(Items excerpted from a collection)
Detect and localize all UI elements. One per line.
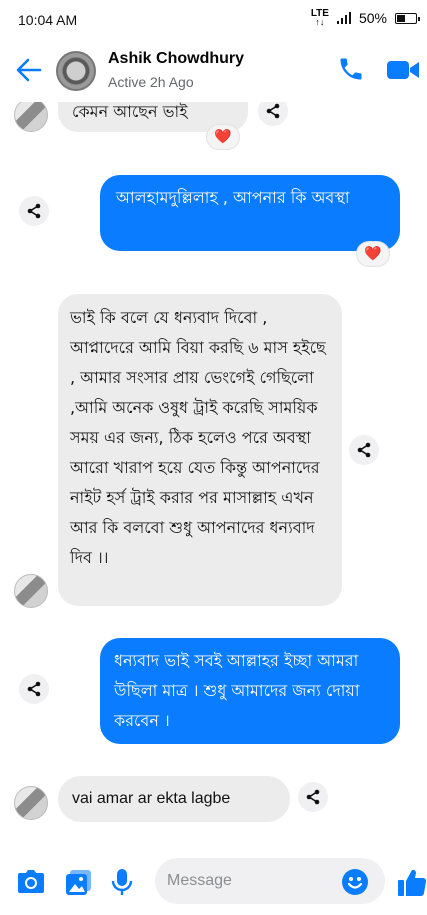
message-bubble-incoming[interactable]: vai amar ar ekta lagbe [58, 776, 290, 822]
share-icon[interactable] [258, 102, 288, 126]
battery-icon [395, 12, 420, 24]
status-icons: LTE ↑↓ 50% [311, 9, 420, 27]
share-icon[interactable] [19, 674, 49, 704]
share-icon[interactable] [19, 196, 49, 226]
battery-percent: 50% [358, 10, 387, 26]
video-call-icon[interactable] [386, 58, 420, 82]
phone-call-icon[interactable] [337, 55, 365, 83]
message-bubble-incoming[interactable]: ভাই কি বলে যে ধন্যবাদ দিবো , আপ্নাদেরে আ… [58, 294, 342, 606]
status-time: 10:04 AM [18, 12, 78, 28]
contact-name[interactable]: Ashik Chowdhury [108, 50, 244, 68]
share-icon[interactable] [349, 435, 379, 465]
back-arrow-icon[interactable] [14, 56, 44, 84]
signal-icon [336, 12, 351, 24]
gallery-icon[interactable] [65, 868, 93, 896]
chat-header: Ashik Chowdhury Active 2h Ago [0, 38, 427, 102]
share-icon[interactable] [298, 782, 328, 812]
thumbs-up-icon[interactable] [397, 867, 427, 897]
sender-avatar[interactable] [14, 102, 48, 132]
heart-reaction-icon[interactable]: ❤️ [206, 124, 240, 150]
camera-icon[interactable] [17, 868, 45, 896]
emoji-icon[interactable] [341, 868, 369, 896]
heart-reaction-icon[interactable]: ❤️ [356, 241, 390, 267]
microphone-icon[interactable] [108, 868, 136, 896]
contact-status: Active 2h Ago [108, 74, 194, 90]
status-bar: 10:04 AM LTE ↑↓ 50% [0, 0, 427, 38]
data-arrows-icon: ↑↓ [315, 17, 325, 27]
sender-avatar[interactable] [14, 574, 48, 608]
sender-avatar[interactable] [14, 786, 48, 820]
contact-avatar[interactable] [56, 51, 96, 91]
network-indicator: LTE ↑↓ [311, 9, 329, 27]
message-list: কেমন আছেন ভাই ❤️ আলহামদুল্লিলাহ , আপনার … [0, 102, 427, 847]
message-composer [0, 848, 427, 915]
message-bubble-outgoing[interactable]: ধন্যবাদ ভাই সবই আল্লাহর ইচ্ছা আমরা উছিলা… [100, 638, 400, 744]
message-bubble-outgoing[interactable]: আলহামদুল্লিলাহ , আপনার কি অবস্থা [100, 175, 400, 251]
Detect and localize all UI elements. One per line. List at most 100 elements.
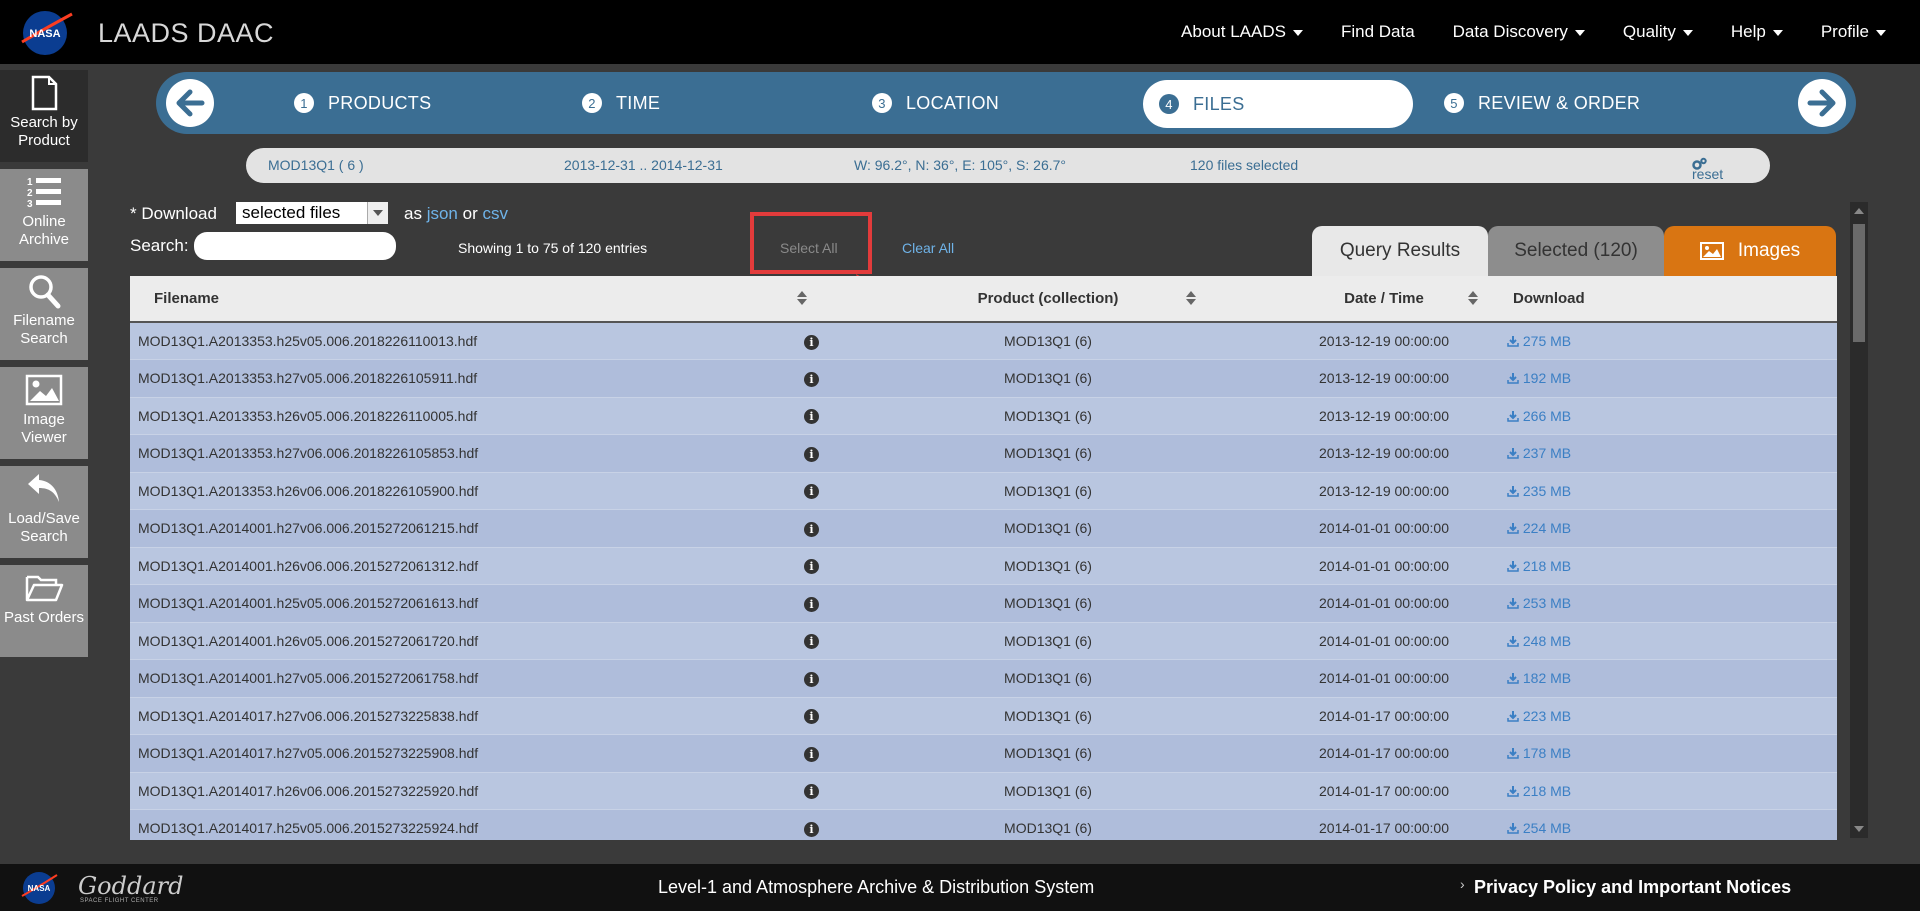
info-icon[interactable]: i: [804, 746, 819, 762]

**What to produce:**
Format every line of the items above as a Markdown table with the columns "No." and "Entry," omitting blank lines and the pictures.

**Task response:**
| No. | Entry |
|---|---|
| 1 | Detect and localize all UI elements. One per line. |
| 2 | message-bubble-incoming[interactable]: vai amar ar ekta lagbe [58, 776, 290, 822] |
| 3 | share-icon[interactable] [258, 102, 288, 126] |
| 4 | battery-icon [395, 12, 420, 24] |
| 5 | status-icons: LTE ↑↓ 50% [311, 9, 420, 27] |
| 6 | share-icon[interactable] [19, 674, 49, 704] |
| 7 | share-icon[interactable] [19, 196, 49, 226] |
| 8 | battery-percent: 50% [358, 10, 387, 26] |
| 9 | video-call-icon[interactable] [386, 58, 420, 82] |
| 10 | phone-call-icon[interactable] [337, 55, 365, 83] |
| 11 | message-bubble-incoming[interactable]: ভাই কি বলে যে ধন্যবাদ দিবো , আপ্নাদেরে আ… [58, 294, 342, 606] |
| 12 | status-time: 10:04 AM [18, 12, 78, 28] |
| 13 | contact-name[interactable]: Ashik Chowdhury [108, 50, 244, 68] |
| 14 | share-icon[interactable] [349, 435, 379, 465] |
| 15 | back-arrow-icon[interactable] [14, 56, 44, 84] |
| 16 | signal-icon [336, 12, 351, 24] |
| 17 | gallery-icon[interactable] [65, 868, 93, 896] |
| 18 | chat-header: Ashik Chowdhury Active 2h Ago [0, 38, 427, 102] |
| 19 | share-icon[interactable] [298, 782, 328, 812] |
| 20 | thumbs-up-icon[interactable] [397, 867, 427, 897] |
| 21 | sender-avatar[interactable] [14, 102, 48, 132] |
| 22 | heart-reaction-icon[interactable]: ❤️ [206, 124, 240, 150] |
| 23 | camera-icon[interactable] [17, 868, 45, 896] |
| 24 | emoji-icon[interactable] [341, 868, 369, 896] |
| 25 | heart-reaction-icon[interactable]: ❤️ [356, 241, 390, 267] |
| 26 | microphone-icon[interactable] [108, 868, 136, 896] |
| 27 | contact-status: Active 2h Ago [108, 74, 194, 90] |
| 28 | status-bar: 10:04 AM LTE ↑↓ 50% [0, 0, 427, 38] |
| 29 | data-arrows-icon: ↑↓ [315, 17, 325, 27] |
| 30 | sender-avatar[interactable] [14, 574, 48, 608] |
| 31 | sender-avatar[interactable] [14, 786, 48, 820] |
| 32 | contact-avatar[interactable] [56, 51, 96, 91] |
| 33 | network-indicator: LTE ↑↓ [311, 9, 329, 27] |
| 34 | message-list: কেমন আছেন ভাই ❤️ আলহামদুল্লিলাহ , আপনার … [0, 102, 427, 847] |
| 35 | message-composer [0, 848, 427, 915] |
| 36 | message-bubble-outgoing[interactable]: ধন্যবাদ ভাই সবই আল্লাহর ইচ্ছা আমরা উছিলা… [100, 638, 400, 744] |
| 37 | message-bubble-outgoing[interactable]: আলহামদুল্লিলাহ , আপনার কি অবস্থা [100, 175, 400, 251] |
| 38 | Detect and localize all UI elements. One per line. List at most 100 elements. |
| 39 | info-icon[interactable]: i: [804, 746, 819, 762] |